# INSTRUCTIONS FOR THE TASK
Only the number is wanted: how many lines of the data contain "тимус"?

# ROWS
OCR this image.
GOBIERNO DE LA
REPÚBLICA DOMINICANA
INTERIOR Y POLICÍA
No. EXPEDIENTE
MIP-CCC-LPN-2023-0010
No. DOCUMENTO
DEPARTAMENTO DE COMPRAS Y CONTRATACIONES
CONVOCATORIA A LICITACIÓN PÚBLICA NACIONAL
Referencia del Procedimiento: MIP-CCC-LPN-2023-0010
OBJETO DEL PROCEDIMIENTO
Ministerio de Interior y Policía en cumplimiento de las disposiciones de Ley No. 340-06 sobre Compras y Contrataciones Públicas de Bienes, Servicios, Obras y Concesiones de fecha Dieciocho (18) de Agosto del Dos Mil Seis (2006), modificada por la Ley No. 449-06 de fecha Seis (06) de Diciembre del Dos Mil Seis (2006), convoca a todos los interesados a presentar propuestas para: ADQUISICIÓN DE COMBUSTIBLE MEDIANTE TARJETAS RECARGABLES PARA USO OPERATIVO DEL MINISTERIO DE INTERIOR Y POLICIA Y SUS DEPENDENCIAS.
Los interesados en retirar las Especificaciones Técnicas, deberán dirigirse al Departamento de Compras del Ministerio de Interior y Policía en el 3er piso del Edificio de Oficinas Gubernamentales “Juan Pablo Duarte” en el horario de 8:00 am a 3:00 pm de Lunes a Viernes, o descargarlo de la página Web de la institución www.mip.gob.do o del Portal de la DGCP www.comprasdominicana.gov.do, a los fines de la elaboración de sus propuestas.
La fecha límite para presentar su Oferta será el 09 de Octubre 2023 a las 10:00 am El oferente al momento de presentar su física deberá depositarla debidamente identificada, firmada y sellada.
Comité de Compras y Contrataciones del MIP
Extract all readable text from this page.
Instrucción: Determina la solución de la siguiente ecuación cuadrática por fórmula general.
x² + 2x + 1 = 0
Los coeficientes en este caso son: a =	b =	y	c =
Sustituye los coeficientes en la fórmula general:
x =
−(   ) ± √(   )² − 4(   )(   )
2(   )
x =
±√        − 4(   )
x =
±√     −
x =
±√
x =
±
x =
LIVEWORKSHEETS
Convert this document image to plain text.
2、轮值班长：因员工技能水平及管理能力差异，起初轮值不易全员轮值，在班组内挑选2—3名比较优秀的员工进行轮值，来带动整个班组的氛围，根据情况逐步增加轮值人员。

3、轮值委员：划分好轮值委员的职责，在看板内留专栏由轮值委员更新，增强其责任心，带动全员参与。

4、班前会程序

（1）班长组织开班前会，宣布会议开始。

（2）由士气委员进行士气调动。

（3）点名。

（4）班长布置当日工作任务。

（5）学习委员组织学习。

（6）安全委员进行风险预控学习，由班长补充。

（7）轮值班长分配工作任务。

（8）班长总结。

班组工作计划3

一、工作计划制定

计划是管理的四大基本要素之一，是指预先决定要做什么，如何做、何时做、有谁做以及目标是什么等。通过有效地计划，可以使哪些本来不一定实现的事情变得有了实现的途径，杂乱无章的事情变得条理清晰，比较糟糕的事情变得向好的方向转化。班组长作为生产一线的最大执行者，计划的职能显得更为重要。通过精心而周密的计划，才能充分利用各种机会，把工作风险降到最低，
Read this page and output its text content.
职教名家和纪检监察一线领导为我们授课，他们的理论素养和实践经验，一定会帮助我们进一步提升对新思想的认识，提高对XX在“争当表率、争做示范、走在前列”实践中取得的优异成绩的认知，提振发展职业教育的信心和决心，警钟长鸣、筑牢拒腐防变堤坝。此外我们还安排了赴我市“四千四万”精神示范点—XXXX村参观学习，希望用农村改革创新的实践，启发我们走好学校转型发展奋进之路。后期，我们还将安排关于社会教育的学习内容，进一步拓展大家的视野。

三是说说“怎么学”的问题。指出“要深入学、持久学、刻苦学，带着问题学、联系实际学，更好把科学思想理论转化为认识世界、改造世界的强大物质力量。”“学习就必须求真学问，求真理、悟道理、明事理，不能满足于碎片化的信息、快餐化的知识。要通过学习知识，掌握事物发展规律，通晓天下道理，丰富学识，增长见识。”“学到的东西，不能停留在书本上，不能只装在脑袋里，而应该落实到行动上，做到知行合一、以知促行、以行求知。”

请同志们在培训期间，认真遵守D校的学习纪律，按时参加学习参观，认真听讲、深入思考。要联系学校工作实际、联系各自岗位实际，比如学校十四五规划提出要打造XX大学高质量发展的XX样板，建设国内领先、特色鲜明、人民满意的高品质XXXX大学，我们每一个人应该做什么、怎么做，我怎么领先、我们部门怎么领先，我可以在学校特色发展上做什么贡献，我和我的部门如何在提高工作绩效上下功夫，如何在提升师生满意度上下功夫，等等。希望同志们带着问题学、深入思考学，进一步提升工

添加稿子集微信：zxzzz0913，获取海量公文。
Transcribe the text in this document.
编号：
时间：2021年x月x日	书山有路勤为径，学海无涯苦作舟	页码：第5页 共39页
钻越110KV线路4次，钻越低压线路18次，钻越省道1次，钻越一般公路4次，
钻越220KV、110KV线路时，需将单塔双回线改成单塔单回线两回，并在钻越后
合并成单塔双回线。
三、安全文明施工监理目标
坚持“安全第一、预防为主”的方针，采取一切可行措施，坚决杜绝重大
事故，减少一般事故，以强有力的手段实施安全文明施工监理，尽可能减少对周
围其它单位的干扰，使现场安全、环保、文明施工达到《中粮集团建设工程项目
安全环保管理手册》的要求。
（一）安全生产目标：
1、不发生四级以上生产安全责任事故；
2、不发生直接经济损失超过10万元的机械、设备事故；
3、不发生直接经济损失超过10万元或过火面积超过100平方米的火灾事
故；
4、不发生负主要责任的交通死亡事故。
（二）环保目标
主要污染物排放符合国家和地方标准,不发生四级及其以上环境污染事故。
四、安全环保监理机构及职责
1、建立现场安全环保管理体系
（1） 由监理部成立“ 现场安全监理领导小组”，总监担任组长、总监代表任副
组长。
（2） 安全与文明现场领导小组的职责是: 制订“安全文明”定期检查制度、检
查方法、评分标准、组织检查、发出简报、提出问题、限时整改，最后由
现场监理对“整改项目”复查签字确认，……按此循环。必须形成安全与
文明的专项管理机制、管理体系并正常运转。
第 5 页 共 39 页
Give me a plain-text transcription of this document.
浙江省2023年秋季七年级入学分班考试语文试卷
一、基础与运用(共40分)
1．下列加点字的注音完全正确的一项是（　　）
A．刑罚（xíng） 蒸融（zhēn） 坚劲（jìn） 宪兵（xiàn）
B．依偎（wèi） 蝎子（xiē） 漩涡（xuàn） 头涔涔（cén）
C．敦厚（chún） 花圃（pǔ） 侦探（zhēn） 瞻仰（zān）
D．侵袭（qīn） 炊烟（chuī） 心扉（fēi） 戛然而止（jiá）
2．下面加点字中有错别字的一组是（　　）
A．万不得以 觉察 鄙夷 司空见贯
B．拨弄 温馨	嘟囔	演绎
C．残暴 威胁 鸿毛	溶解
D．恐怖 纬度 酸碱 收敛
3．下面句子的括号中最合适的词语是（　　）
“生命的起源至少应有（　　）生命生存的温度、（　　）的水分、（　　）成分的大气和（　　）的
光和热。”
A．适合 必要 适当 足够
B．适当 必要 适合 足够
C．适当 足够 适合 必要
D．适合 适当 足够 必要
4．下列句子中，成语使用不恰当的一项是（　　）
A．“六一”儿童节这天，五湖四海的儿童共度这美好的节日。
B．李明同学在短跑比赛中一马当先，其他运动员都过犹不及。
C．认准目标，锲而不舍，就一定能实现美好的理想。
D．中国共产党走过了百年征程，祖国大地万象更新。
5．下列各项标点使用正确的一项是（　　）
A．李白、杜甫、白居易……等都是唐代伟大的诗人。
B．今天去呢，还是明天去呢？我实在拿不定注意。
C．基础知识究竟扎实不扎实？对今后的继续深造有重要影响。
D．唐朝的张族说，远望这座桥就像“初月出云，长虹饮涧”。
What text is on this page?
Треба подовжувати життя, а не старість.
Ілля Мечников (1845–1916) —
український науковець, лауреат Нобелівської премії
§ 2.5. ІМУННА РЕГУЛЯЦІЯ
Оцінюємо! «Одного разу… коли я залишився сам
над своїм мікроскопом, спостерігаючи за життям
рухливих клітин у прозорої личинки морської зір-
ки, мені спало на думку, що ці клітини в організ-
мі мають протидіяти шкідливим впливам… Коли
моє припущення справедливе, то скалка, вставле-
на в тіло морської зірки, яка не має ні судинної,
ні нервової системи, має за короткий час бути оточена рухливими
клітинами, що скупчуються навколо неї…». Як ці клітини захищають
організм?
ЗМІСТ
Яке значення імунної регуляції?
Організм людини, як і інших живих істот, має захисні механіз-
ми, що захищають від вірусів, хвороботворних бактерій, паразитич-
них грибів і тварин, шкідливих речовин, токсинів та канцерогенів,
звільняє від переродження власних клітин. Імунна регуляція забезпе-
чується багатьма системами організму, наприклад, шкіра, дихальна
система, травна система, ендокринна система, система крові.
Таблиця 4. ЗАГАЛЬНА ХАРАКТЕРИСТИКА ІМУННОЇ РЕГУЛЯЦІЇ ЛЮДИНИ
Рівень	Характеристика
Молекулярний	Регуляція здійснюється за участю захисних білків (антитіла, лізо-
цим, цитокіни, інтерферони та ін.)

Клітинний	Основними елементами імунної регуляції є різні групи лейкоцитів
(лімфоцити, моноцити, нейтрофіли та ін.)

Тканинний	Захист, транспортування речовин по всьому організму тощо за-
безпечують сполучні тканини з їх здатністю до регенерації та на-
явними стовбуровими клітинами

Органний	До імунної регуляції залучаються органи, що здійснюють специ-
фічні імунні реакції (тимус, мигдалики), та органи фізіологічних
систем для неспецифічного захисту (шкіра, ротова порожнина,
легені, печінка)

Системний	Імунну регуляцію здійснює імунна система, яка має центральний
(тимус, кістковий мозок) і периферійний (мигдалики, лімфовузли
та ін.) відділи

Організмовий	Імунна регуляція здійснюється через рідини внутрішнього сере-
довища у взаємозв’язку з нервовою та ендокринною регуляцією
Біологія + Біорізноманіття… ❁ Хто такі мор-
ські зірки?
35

# FINISHED TASK
2